> [SET EXERCISE 1]: Turn the stretch of the listing from its first line through the line containing "scale-label: 0.5 bbox=[791, 1779, 825, 1805]" into a JSON list of strings, one string per line, with blank lines left out.

Harold Hamm, the chairman and chief executive officer of Continental Resources who became a billionaire drilling in North Dakota, told U.S. lawmakers Jan. 30 that the country, which U.S. Energy Information Administration data show supplied 86 percent of its own energy last year, can drill its way to energy independence by 2020. Hamm is leading an effort to get Congress to allow crude exports for the first time since the 1970s.


U.S. oil production will average 9.2 million barrels a day in 2015, up from 7.4 million last year, according to the EIA, the statistical arm of the U.S. Energy Department. Colorado boosted output by 11 percent in the first 11 months of last year, Wyoming was up 12 percent and Oklahoma added 24 percent.


“I don’t see the shale boom coming to an end,” said Andy Lipow, president of Lipow Oil Associates, an energy consulting firm in Houston. “We’re just getting started in places like Colorado, Wyoming and Oklahoma.”


Horizontal Wells


Sanchez Energy said in a Feb. 19 statement that Sante North 1H isn’t yet finished and the well will produce more oil than the early report suggested. The company said it has 120,000 acres in the Eagle Ford and plans to spend 90 percent of its exploration budget there this year. The company’s shares have risen 63 percent in the past year.


Traditional wells are bored straight down, like straws stuck into large deposits of crude. Shale is tapped by steering the drill horizontally through layers of oil-rich rock, sometimes for a mile or more. The formation is blasted apart with a high-pressure jet of water, sand and chemicals, a practice called hydraulic fracturing or fracking, to open up cracks that free pockets of trapped fuel. The complexity and materials needed to drill horizontally and blast the rock add to the cost.

> [Some records]:
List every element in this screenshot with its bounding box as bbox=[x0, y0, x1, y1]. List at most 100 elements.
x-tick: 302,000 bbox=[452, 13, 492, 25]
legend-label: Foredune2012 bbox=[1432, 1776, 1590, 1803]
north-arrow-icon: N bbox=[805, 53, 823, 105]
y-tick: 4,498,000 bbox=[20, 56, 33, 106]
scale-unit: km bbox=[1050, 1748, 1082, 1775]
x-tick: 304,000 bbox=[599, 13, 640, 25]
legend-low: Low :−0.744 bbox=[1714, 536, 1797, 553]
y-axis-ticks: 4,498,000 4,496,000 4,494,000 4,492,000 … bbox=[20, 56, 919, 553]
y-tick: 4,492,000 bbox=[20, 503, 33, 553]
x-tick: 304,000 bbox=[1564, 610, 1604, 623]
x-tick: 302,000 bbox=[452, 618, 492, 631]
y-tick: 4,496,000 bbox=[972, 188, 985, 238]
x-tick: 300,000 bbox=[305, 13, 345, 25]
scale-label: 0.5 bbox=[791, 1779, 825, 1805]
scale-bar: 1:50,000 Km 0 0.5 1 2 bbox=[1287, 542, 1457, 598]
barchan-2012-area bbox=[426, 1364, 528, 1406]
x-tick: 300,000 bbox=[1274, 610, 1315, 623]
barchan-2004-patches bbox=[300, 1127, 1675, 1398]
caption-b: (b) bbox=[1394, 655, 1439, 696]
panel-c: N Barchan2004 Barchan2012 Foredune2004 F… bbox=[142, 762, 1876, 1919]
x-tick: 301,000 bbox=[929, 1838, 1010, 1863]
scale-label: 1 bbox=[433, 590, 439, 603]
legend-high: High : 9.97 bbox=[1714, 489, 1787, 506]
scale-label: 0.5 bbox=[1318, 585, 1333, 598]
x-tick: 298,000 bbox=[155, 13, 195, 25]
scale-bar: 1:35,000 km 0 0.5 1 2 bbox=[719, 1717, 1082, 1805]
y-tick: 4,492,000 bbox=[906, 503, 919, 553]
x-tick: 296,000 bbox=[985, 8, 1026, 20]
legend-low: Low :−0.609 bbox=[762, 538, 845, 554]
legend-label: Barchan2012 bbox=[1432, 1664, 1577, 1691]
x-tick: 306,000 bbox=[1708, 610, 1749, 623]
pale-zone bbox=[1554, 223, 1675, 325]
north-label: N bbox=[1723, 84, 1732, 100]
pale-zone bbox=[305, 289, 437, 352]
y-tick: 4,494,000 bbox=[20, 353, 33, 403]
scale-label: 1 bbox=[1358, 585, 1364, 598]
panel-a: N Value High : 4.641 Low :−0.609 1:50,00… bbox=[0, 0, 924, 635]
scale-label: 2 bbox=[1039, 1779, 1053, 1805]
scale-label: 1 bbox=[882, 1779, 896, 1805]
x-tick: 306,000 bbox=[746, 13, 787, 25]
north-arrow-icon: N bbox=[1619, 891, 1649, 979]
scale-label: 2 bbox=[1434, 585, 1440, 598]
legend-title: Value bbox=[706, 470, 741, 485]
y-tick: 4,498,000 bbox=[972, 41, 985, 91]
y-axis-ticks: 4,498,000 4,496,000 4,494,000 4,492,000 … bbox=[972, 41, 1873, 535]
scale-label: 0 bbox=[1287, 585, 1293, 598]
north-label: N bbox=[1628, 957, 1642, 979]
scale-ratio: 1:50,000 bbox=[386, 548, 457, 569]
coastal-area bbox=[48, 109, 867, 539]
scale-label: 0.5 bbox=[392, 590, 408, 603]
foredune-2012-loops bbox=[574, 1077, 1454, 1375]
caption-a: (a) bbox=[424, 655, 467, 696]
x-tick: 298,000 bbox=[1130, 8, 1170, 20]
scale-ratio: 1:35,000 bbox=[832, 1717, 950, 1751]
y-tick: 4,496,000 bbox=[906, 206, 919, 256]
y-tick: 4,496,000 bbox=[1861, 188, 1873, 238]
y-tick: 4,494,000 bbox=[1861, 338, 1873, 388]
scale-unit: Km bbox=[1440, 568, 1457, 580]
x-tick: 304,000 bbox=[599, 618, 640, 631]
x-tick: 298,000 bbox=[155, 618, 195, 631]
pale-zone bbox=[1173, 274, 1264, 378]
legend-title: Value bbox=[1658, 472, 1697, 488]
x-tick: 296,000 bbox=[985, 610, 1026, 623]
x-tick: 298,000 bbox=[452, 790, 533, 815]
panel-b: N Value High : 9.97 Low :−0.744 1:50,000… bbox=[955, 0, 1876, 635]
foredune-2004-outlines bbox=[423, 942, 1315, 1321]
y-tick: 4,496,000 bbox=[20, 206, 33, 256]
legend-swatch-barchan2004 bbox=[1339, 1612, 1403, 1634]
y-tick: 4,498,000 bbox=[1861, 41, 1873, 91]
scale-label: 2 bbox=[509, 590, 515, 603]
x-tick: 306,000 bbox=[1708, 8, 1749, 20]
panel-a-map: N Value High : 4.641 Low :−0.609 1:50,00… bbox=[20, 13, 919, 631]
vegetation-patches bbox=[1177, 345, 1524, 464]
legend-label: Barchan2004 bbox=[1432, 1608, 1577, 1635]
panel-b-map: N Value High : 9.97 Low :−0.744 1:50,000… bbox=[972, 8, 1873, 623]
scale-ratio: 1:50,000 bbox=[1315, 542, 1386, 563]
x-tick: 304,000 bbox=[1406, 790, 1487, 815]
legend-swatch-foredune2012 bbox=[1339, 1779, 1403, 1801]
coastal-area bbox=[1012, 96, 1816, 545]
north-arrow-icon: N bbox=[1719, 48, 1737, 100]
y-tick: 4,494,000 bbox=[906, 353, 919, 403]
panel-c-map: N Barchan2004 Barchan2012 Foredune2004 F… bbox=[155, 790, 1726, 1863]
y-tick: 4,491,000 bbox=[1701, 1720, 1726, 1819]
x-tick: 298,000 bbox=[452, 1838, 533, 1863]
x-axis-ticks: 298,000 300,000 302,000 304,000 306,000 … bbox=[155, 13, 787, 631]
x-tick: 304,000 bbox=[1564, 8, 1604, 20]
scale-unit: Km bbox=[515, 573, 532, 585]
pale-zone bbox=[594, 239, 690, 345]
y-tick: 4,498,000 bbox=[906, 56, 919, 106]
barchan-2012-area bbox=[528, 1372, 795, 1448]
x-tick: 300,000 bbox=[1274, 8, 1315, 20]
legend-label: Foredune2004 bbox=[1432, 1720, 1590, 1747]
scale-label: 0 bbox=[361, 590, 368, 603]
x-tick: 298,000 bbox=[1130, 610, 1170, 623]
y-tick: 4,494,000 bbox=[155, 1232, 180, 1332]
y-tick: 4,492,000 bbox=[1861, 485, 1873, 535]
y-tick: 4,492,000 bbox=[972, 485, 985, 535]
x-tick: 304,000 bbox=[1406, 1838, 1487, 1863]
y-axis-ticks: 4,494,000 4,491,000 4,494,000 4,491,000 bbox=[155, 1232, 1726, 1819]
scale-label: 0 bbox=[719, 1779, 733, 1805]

> [SET EXERCISE 2]:
Do the following statements agree with the passage on U.S. shale oil? For each, answer yes or no and quote the deciding words of the passage.
(a) The EIA expects U.S. oil production to average 9.2 million barrels a day in 2015.
(b) Oklahoma raised its output by 12 percent in the first 11 months of last year.
(c) Sanchez Energy plans to spend half of its exploration budget in the Eagle Ford this year.

> [SOLUTION 1]:
[
  "List every element in this screenshot with its bounding box as bbox=[x0, y0, x1, y1]. List at most 100 elements.",
  "x-tick: 302,000 bbox=[452, 13, 492, 25]",
  "legend-label: Foredune2012 bbox=[1432, 1776, 1590, 1803]",
  "north-arrow-icon: N bbox=[805, 53, 823, 105]",
  "y-tick: 4,498,000 bbox=[20, 56, 33, 106]",
  "scale-unit: km bbox=[1050, 1748, 1082, 1775]",
  "x-tick: 304,000 bbox=[599, 13, 640, 25]",
  "legend-low: Low :−0.744 bbox=[1714, 536, 1797, 553]",
  "y-axis-ticks: 4,498,000 4,496,000 4,494,000 4,492,000 … bbox=[20, 56, 919, 553]",
  "y-tick: 4,492,000 bbox=[20, 503, 33, 553]",
  "x-tick: 304,000 bbox=[1564, 610, 1604, 623]",
  "x-tick: 302,000 bbox=[452, 618, 492, 631]",
  "y-tick: 4,496,000 bbox=[972, 188, 985, 238]",
  "x-tick: 300,000 bbox=[305, 13, 345, 25]",
  "scale-label: 0.5 bbox=[791, 1779, 825, 1805]"
]

> [SOLUTION 2]:
(a) Yes: "U.S. oil production will average 9.2 million barrels a day in 2015, up from 7.4 million last year, according to the EIA"
(b) No: "Oklahoma added 24 percent"
(c) No: "plans to spend 90 percent of its exploration budget there this year"